REQUIRED WORK ->
Please reproduce every record, keeping each one exactly as written.

Chart and figure data:
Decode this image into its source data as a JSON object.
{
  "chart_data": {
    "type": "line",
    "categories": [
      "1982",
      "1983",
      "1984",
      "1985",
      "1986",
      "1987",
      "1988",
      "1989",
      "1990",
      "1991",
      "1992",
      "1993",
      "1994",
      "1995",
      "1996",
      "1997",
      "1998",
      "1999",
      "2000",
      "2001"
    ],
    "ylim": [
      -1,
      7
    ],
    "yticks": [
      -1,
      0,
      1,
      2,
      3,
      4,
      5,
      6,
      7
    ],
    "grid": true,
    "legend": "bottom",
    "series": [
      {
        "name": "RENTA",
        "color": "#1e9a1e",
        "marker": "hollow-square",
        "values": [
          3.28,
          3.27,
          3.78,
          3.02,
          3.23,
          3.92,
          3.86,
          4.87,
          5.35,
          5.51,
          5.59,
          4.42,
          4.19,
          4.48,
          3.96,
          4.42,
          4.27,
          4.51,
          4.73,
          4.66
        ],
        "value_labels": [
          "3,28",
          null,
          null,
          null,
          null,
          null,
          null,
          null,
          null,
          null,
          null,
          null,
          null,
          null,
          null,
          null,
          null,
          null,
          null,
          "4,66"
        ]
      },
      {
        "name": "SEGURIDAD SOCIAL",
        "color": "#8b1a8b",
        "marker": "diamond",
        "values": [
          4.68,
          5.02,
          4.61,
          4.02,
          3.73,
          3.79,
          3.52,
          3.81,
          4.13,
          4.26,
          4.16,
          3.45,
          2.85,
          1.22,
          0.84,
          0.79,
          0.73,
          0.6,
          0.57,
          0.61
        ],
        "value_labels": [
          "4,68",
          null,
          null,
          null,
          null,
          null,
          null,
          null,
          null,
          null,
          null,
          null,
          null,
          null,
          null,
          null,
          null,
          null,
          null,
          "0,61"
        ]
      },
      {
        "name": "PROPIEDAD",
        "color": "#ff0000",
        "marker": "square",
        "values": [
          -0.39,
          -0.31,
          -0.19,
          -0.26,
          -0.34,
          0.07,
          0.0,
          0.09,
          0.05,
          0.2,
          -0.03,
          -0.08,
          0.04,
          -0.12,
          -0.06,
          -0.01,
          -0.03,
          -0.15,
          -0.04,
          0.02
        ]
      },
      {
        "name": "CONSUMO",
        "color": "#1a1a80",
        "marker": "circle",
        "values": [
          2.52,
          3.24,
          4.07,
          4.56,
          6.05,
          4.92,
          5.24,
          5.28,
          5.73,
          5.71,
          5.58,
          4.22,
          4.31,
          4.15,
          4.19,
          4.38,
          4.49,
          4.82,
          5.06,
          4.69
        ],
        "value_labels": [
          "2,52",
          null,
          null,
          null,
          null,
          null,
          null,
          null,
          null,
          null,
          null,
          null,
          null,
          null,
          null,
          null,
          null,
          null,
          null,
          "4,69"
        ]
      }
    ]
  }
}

RESULT BELOW ->
Decode this image into its source data as a JSON object.
{
  "chart_data": {
    "type": "line",
    "categories": [
      "1982",
      "1983",
      "1984",
      "1985",
      "1986",
      "1987",
      "1988",
      "1989",
      "1990",
      "1991",
      "1992",
      "1993",
      "1994",
      "1995",
      "1996",
      "1997",
      "1998",
      "1999",
      "2000",
      "2001"
    ],
    "ylim": [
      -1,
      7
    ],
    "yticks": [
      -1,
      0,
      1,
      2,
      3,
      4,
      5,
      6,
      7
    ],
    "grid": true,
    "legend": "bottom",
    "series": [
      {
        "name": "RENTA",
        "color": "#1e9a1e",
        "marker": "hollow-square",
        "values": [
          3.28,
          3.27,
          3.78,
          3.02,
          3.23,
          3.92,
          3.86,
          4.87,
          5.35,
          5.51,
          5.59,
          4.42,
          4.19,
          4.48,
          3.96,
          4.42,
          4.27,
          4.51,
          4.73,
          4.66
        ],
        "value_labels": [
          "3,28",
          null,
          null,
          null,
          null,
          null,
          null,
          null,
          null,
          null,
          null,
          null,
          null,
          null,
          null,
          null,
          null,
          null,
          null,
          "4,66"
        ]
      },
      {
        "name": "SEGURIDAD SOCIAL",
        "color": "#8b1a8b",
        "marker": "diamond",
        "values": [
          4.68,
          5.02,
          4.61,
          4.02,
          3.73,
          3.79,
          3.52,
          3.81,
          4.13,
          4.26,
          4.16,
          3.45,
          2.85,
          1.22,
          0.84,
          0.79,
          0.73,
          0.6,
          0.57,
          0.61
        ],
        "value_labels": [
          "4,68",
          null,
          null,
          null,
          null,
          null,
          null,
          null,
          null,
          null,
          null,
          null,
          null,
          null,
          null,
          null,
          null,
          null,
          null,
          "0,61"
        ]
      },
      {
        "name": "PROPIEDAD",
        "color": "#ff0000",
        "marker": "square",
        "values": [
          -0.39,
          -0.31,
          -0.19,
          -0.26,
          -0.34,
          0.07,
          0.0,
          0.09,
          0.05,
          0.2,
          -0.03,
          -0.08,
          0.04,
          -0.12,
          -0.06,
          -0.01,
          -0.03,
          -0.15,
          -0.04,
          0.02
        ]
      },
      {
        "name": "CONSUMO",
        "color": "#1a1a80",
        "marker": "circle",
        "values": [
          2.52,
          3.24,
          4.07,
          4.56,
          6.05,
          4.92,
          5.24,
          5.28,
          5.73,
          5.71,
          5.58,
          4.22,
          4.31,
          4.15,
          4.19,
          4.38,
          4.49,
          4.82,
          5.06,
          4.69
        ],
        "value_labels": [
          "2,52",
          null,
          null,
          null,
          null,
          null,
          null,
          null,
          null,
          null,
          null,
          null,
          null,
          null,
          null,
          null,
          null,
          null,
          null,
          "4,69"
        ]
      }
    ]
  }
}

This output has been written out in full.